■ **What you should do**
Copy all entries without alteration and skip the pictures they hold.

------ Provided records

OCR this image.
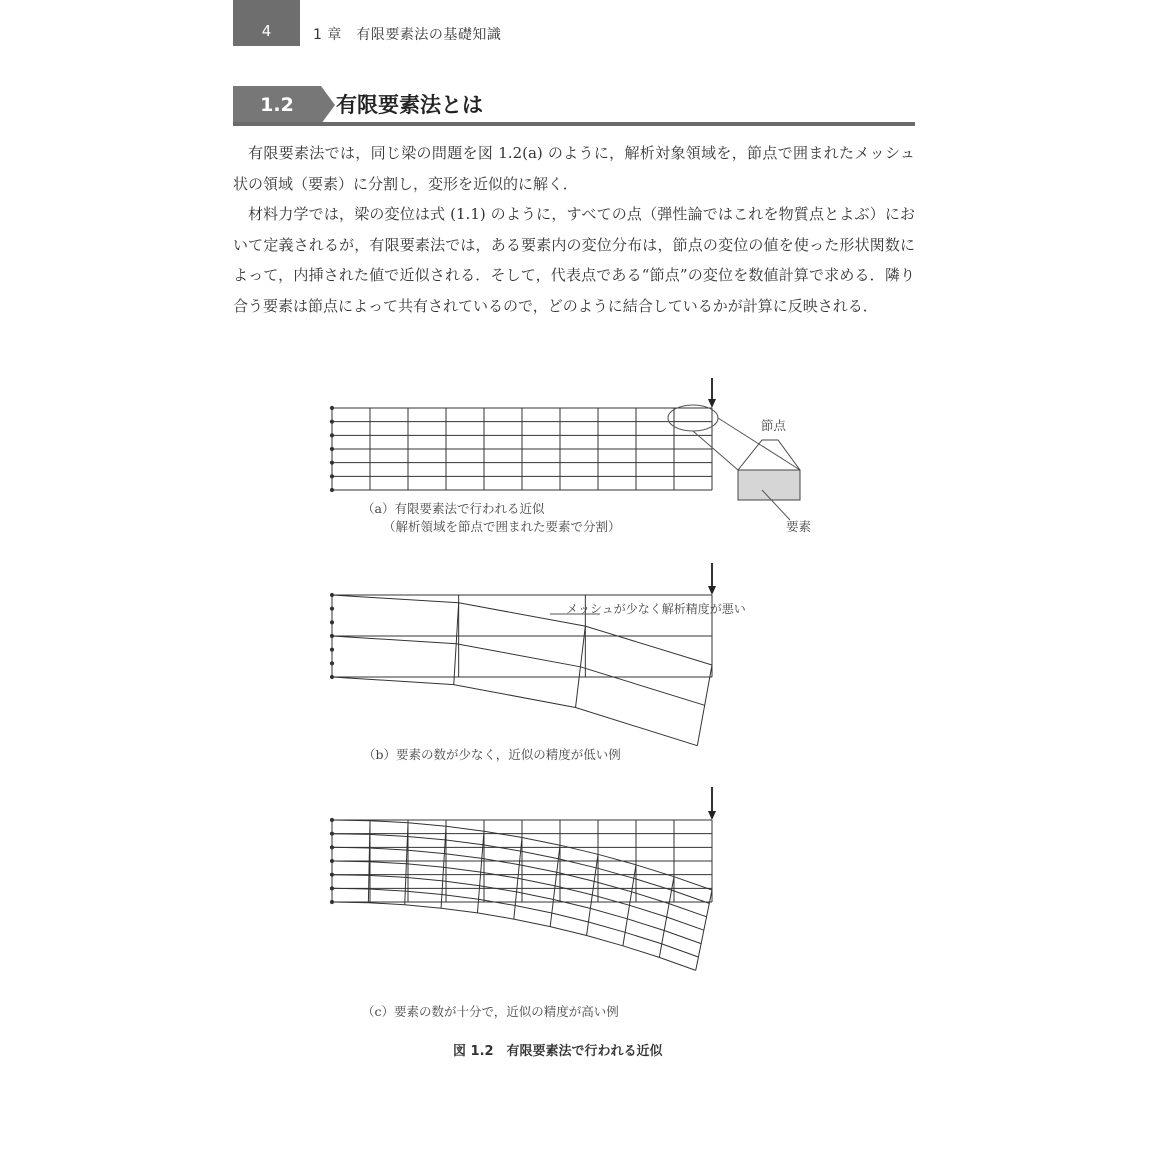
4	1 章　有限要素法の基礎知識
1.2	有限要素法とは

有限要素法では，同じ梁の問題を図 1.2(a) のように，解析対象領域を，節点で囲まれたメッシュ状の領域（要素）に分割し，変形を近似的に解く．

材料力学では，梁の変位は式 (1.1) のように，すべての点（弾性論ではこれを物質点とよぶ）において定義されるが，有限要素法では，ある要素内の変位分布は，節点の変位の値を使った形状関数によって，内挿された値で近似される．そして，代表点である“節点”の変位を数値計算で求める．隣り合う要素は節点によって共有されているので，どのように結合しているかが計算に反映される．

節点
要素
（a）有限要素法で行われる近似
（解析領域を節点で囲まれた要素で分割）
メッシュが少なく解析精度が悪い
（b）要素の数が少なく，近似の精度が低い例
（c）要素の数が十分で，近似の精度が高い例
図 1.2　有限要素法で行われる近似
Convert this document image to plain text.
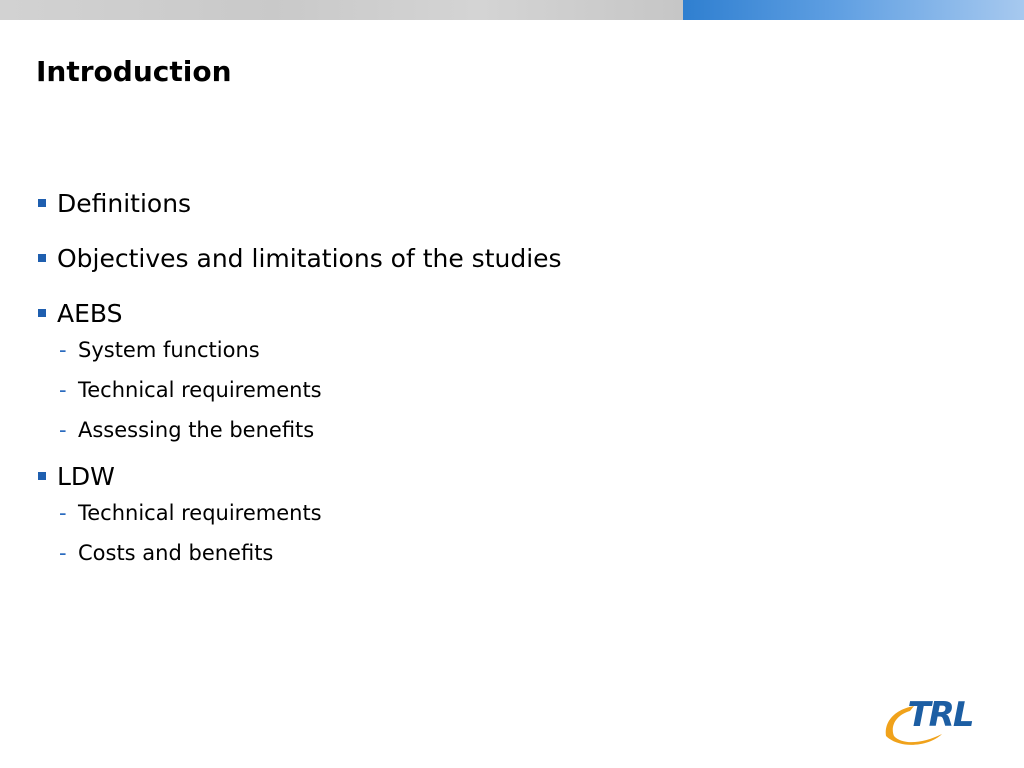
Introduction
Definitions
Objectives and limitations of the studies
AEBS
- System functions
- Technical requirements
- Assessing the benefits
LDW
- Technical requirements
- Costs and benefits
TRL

------------

■ **Worked solution**
OCR this image.
4	1 章　有限要素法の基礎知識
1.2	有限要素法とは

有限要素法では，同じ梁の問題を図 1.2(a) のように，解析対象領域を，節点で囲まれたメッシュ状の領域（要素）に分割し，変形を近似的に解く．

材料力学では，梁の変位は式 (1.1) のように，すべての点（弾性論ではこれを物質点とよぶ）において定義されるが，有限要素法では，ある要素内の変位分布は，節点の変位の値を使った形状関数によって，内挿された値で近似される．そして，代表点である“節点”の変位を数値計算で求める．隣り合う要素は節点によって共有されているので，どのように結合しているかが計算に反映される．

節点
要素
（a）有限要素法で行われる近似
（解析領域を節点で囲まれた要素で分割）
メッシュが少なく解析精度が悪い
（b）要素の数が少なく，近似の精度が低い例
（c）要素の数が十分で，近似の精度が高い例
図 1.2　有限要素法で行われる近似
Convert this document image to plain text.
Introduction
Definitions
Objectives and limitations of the studies
AEBS
- System functions
- Technical requirements
- Assessing the benefits
LDW
- Technical requirements
- Costs and benefits
TRL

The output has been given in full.